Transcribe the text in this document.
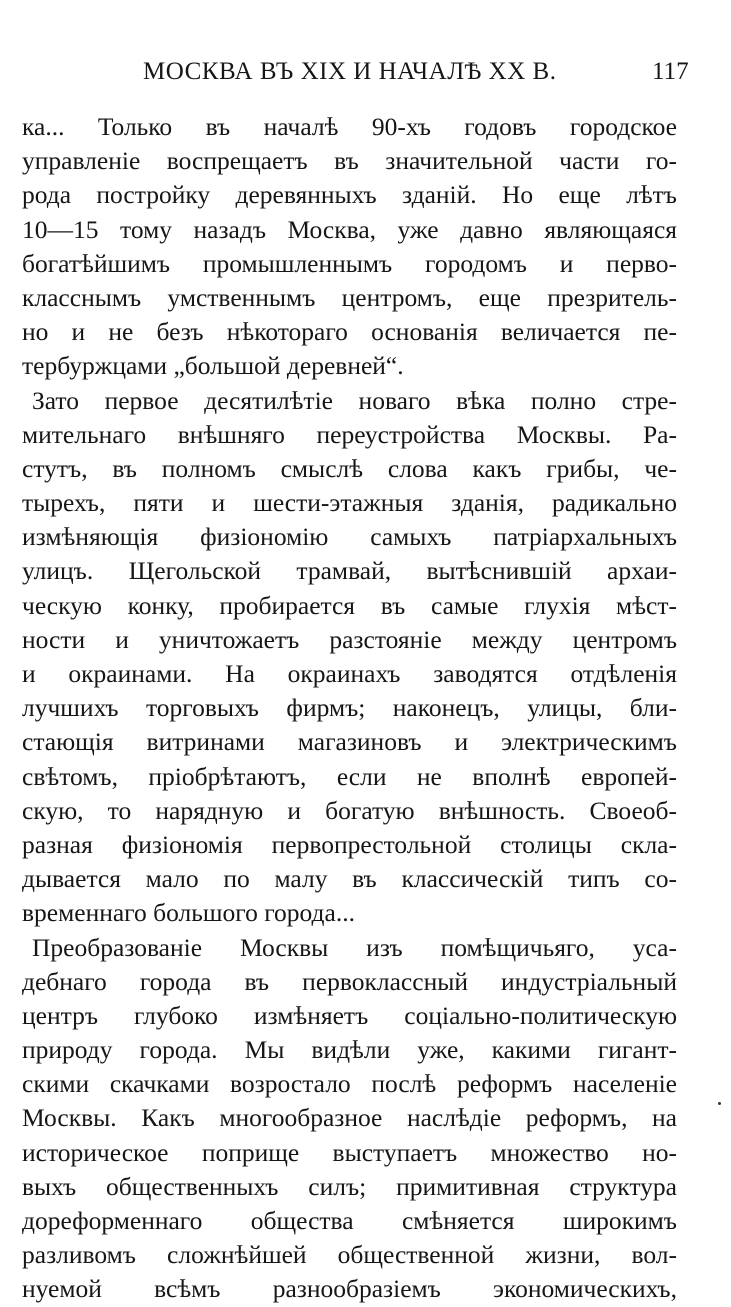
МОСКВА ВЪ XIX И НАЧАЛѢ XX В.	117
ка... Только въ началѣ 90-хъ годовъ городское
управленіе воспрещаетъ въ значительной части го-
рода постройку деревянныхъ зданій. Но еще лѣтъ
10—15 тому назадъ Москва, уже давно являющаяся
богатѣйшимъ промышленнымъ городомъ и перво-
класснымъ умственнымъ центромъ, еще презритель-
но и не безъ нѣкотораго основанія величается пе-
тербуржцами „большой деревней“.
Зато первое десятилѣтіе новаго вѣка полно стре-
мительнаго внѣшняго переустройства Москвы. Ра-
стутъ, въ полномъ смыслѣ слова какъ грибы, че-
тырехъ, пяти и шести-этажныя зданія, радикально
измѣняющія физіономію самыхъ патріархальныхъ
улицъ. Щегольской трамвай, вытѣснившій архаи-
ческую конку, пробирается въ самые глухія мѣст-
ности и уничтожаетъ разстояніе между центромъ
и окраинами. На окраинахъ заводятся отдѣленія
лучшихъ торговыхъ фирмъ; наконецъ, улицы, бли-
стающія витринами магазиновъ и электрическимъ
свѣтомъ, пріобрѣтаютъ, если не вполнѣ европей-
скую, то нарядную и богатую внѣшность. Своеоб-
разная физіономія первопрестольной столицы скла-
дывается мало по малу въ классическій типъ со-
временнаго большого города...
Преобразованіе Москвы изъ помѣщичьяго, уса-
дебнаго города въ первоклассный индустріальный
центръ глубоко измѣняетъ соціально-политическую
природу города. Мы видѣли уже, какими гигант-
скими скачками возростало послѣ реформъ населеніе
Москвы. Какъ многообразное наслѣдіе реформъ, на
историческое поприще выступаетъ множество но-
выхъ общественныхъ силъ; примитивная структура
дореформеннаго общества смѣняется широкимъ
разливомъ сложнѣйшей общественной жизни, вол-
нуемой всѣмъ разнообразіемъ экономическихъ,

==

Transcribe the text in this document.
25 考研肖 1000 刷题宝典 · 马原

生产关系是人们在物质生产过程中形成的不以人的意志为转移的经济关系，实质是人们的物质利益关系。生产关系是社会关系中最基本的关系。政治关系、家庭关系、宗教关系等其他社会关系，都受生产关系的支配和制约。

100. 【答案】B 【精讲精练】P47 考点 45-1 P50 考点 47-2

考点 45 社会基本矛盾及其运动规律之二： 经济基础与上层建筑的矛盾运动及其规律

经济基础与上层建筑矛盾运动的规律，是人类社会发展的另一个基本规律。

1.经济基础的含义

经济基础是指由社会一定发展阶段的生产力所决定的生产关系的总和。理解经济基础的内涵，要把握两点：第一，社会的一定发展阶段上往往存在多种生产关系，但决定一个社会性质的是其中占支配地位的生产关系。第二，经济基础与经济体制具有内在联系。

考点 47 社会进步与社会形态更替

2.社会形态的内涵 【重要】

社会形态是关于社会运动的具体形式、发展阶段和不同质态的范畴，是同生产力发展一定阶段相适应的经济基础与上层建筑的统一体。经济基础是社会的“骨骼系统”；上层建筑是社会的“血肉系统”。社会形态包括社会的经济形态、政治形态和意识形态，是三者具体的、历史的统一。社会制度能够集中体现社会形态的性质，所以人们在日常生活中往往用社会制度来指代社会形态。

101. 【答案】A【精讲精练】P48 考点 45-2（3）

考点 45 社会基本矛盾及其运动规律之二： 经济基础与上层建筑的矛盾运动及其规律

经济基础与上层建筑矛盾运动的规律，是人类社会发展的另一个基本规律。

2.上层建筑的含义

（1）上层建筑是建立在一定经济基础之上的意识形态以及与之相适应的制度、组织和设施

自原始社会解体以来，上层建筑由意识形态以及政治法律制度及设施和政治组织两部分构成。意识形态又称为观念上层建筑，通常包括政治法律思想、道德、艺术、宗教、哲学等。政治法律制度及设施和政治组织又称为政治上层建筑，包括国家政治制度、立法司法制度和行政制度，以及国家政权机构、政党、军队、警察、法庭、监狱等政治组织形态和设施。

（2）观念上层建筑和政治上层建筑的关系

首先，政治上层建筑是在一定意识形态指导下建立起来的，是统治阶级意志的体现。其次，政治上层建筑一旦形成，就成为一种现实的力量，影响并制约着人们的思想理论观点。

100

What is required:
Check each line of the records for the word "города" and extract those that contain it.

Written solution:
временнаго большого города...
дебнаго города въ первоклассный индустріальный
природу города. Мы видѣли уже, какими гигант-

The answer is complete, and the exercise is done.